** Instructions to follow **
Search the listing below for the string "Forecast" and copy every line where it occurs.

** Excerpted records **
================================

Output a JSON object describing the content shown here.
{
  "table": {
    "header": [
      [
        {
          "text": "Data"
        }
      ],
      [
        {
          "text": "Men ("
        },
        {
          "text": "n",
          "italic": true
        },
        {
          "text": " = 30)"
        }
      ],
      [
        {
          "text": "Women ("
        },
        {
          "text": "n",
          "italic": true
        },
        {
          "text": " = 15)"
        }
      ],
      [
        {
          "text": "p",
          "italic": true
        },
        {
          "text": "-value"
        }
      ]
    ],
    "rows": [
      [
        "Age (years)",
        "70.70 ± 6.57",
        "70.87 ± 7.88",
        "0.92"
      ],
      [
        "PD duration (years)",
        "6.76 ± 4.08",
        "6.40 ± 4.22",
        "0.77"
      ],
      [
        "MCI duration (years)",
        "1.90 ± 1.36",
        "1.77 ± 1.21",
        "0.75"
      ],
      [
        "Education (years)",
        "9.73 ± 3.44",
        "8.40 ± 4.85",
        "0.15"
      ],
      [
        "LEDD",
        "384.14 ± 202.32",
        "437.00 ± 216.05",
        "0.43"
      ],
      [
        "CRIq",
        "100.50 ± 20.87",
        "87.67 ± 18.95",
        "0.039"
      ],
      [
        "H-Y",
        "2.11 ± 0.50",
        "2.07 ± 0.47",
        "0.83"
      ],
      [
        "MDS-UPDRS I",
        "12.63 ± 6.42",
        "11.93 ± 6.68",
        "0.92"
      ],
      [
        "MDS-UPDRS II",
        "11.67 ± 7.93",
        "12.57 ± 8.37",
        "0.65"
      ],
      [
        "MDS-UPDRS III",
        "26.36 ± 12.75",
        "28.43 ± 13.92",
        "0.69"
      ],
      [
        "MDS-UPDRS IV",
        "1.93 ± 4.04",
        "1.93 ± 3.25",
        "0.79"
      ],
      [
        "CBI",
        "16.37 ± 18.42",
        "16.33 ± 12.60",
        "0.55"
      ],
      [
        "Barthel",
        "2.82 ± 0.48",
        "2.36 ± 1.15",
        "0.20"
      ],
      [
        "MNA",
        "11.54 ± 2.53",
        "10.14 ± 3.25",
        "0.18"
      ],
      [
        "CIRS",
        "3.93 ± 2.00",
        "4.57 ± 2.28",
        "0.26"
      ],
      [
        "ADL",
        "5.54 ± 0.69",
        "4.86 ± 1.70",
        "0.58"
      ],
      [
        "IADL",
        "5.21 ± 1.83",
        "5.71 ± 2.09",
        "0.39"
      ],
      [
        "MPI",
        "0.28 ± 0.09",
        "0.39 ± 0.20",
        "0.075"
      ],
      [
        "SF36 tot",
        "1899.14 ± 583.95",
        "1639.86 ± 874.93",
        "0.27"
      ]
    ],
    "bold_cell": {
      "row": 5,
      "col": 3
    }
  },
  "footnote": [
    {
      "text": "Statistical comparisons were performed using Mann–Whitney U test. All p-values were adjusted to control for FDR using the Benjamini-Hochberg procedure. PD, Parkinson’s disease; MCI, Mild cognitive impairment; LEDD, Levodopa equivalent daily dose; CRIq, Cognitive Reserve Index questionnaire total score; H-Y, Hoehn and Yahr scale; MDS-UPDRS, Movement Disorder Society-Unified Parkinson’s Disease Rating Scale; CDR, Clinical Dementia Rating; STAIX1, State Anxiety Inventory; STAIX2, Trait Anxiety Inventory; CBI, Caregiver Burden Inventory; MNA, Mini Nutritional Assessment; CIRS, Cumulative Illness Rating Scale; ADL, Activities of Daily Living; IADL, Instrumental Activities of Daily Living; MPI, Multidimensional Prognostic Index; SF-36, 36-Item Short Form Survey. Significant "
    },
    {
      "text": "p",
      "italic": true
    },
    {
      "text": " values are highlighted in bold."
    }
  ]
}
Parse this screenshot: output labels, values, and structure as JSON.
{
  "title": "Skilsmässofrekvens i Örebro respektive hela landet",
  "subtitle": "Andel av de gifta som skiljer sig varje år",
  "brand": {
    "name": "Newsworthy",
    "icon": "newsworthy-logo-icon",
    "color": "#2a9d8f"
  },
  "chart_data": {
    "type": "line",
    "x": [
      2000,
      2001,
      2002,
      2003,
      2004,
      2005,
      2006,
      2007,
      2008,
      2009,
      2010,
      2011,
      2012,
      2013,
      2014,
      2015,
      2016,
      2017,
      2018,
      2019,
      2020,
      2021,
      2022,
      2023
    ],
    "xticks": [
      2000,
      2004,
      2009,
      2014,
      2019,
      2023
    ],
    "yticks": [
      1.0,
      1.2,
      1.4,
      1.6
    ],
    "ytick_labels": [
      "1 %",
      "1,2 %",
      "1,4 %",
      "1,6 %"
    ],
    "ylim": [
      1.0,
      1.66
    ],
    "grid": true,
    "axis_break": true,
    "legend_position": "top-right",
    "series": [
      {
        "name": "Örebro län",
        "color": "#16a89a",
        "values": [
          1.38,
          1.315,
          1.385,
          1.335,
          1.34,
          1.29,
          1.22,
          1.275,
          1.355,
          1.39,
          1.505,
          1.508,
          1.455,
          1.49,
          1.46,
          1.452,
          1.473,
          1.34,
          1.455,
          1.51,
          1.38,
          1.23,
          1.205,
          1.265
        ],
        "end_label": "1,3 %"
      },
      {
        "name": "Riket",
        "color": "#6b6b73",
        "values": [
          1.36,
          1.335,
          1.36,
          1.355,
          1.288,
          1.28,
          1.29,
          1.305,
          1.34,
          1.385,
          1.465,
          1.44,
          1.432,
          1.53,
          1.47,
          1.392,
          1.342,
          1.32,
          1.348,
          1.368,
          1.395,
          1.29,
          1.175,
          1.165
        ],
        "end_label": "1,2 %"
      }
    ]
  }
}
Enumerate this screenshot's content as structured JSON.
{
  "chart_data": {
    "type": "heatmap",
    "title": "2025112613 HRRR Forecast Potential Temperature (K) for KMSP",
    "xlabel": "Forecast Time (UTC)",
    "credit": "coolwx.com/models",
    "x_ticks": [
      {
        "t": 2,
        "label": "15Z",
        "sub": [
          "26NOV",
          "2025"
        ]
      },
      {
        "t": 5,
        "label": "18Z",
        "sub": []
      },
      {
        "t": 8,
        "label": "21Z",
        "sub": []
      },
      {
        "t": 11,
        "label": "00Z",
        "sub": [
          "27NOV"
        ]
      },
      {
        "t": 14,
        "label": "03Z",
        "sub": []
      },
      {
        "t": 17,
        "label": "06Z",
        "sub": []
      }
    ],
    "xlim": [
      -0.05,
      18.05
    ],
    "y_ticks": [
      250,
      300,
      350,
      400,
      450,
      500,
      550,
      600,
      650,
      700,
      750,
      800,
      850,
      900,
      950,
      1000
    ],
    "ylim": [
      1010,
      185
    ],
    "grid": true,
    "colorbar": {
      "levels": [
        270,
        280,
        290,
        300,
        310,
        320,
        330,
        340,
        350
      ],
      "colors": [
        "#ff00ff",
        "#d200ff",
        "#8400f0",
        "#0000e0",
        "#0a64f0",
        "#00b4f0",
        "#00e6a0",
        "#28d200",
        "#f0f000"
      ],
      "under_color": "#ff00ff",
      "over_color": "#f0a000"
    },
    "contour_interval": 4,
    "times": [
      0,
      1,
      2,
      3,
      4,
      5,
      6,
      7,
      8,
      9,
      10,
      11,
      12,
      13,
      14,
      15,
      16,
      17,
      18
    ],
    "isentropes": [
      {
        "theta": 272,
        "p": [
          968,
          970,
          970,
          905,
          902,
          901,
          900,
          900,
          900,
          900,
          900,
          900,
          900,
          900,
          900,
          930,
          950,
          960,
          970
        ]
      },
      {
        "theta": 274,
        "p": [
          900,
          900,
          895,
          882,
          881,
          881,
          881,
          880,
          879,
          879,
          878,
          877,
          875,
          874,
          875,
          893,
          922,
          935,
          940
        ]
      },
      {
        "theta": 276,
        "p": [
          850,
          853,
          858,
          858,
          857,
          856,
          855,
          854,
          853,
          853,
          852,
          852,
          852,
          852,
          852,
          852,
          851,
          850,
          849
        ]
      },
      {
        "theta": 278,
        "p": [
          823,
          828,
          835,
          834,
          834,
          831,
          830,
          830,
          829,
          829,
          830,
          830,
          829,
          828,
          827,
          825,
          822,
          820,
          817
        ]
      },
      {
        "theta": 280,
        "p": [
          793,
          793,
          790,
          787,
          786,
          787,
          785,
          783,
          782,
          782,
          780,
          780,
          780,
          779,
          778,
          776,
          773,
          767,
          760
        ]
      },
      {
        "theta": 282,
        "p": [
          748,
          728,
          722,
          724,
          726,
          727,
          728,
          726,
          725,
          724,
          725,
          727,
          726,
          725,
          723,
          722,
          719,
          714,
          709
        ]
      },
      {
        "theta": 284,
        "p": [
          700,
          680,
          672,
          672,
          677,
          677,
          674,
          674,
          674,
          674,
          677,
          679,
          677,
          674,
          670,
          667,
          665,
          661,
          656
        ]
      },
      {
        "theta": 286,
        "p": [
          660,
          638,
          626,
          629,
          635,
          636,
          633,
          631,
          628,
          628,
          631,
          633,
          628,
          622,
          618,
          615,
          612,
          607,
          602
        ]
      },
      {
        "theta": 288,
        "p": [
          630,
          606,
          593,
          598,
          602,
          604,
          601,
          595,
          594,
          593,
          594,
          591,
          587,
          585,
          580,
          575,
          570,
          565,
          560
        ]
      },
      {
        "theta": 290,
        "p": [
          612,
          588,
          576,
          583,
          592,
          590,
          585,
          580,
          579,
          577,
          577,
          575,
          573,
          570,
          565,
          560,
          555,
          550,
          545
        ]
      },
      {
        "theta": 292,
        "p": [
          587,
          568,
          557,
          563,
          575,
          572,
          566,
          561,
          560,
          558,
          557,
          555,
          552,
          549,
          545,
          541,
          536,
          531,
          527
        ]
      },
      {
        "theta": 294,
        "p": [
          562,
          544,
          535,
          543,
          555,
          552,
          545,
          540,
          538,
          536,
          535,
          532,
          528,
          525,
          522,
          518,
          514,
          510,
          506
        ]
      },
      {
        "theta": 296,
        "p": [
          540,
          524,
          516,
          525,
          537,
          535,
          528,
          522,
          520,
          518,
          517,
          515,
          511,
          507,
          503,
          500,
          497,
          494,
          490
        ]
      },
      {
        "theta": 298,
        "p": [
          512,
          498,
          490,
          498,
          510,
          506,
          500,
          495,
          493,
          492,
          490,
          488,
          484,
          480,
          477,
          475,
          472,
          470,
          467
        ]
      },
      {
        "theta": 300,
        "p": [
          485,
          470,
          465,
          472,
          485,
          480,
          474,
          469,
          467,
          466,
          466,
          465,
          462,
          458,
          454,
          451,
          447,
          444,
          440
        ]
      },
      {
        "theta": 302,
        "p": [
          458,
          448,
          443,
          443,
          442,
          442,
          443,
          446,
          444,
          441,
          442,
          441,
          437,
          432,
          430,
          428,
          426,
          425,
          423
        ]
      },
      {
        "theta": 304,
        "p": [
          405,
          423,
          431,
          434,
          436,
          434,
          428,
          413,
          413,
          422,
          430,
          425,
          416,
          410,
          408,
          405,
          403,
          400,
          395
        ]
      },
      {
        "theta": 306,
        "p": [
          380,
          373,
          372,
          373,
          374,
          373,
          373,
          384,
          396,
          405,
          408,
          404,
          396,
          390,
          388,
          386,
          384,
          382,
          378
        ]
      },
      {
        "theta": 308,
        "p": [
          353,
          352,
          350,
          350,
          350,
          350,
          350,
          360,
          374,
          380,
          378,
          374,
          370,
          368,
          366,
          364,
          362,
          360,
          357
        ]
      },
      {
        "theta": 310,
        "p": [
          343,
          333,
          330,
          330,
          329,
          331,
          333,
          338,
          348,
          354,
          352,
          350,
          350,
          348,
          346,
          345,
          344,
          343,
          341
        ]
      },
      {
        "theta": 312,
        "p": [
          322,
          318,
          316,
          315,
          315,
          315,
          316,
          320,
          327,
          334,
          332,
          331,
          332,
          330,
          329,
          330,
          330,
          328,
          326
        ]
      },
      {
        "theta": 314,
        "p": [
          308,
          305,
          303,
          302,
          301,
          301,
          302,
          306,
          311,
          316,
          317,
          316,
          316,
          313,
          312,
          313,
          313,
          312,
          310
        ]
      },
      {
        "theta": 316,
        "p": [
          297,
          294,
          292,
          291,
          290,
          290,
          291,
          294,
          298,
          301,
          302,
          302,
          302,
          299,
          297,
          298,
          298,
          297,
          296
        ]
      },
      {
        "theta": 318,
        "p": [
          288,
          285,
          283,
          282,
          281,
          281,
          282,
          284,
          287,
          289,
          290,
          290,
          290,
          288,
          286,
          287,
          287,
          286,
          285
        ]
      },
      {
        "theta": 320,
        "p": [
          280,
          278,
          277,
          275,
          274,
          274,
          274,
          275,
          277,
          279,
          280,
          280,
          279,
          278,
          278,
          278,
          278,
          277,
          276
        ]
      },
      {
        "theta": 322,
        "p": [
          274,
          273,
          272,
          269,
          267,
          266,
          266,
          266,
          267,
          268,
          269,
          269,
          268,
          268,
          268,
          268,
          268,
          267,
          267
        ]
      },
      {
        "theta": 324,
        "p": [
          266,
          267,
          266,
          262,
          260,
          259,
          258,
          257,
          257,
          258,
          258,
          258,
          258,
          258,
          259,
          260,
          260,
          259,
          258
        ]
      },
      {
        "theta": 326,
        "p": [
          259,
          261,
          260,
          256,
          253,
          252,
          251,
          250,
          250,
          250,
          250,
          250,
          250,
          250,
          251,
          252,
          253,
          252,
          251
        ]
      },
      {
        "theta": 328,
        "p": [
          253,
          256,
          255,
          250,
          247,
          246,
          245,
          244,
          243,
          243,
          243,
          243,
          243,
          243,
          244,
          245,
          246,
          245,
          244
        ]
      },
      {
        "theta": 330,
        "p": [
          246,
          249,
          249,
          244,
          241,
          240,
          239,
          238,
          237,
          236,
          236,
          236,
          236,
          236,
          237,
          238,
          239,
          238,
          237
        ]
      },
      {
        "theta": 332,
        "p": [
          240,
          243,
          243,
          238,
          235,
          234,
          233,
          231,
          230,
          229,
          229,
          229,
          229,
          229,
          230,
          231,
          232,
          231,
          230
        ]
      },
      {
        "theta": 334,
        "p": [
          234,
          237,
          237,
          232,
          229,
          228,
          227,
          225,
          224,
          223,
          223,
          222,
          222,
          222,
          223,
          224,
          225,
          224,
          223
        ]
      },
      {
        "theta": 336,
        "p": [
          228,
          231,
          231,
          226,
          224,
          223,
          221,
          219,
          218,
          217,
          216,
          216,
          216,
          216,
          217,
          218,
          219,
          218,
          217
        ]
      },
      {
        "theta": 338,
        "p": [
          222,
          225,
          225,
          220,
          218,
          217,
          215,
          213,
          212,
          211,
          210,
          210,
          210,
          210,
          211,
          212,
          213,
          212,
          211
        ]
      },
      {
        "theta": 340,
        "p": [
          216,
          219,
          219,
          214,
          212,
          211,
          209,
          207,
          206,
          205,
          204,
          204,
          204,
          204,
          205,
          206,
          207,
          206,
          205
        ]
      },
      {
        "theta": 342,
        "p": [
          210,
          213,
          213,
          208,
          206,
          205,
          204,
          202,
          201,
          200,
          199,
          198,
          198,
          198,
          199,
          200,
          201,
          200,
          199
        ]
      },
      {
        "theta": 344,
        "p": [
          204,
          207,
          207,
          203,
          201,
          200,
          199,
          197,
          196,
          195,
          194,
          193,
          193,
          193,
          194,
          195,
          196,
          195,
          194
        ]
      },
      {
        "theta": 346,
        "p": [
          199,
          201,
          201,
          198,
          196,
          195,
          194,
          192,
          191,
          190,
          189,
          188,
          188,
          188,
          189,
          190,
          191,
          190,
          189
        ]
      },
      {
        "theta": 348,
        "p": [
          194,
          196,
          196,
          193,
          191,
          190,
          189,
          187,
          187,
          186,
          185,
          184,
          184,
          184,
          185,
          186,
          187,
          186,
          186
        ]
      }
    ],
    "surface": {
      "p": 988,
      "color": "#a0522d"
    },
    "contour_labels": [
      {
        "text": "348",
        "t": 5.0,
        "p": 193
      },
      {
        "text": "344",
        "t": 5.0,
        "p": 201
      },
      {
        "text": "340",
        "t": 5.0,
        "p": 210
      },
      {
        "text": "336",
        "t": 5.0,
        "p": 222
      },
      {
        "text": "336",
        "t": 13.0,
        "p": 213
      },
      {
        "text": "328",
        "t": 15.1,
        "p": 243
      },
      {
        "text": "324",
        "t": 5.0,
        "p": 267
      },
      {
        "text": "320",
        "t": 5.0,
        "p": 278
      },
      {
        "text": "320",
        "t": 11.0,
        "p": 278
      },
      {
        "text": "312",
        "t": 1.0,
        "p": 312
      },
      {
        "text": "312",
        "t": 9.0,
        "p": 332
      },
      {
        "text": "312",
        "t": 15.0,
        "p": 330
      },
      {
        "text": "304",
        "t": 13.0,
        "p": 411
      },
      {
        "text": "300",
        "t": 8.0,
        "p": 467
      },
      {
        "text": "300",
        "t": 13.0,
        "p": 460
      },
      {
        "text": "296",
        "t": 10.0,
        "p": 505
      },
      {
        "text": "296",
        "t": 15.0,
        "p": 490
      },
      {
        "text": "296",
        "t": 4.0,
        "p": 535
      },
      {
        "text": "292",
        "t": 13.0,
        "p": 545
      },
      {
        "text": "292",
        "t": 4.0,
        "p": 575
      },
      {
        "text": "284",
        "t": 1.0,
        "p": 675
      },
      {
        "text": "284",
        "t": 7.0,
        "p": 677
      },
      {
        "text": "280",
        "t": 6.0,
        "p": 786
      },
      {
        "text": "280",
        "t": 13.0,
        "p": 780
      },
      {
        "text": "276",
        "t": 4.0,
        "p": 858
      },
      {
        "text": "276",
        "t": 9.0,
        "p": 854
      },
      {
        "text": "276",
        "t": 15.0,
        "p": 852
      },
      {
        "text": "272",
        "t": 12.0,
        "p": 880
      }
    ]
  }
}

================================

** Output for this exercise **
    "title": "2025112613 HRRR Forecast Potential Temperature (K) for KMSP",
    "xlabel": "Forecast Time (UTC)",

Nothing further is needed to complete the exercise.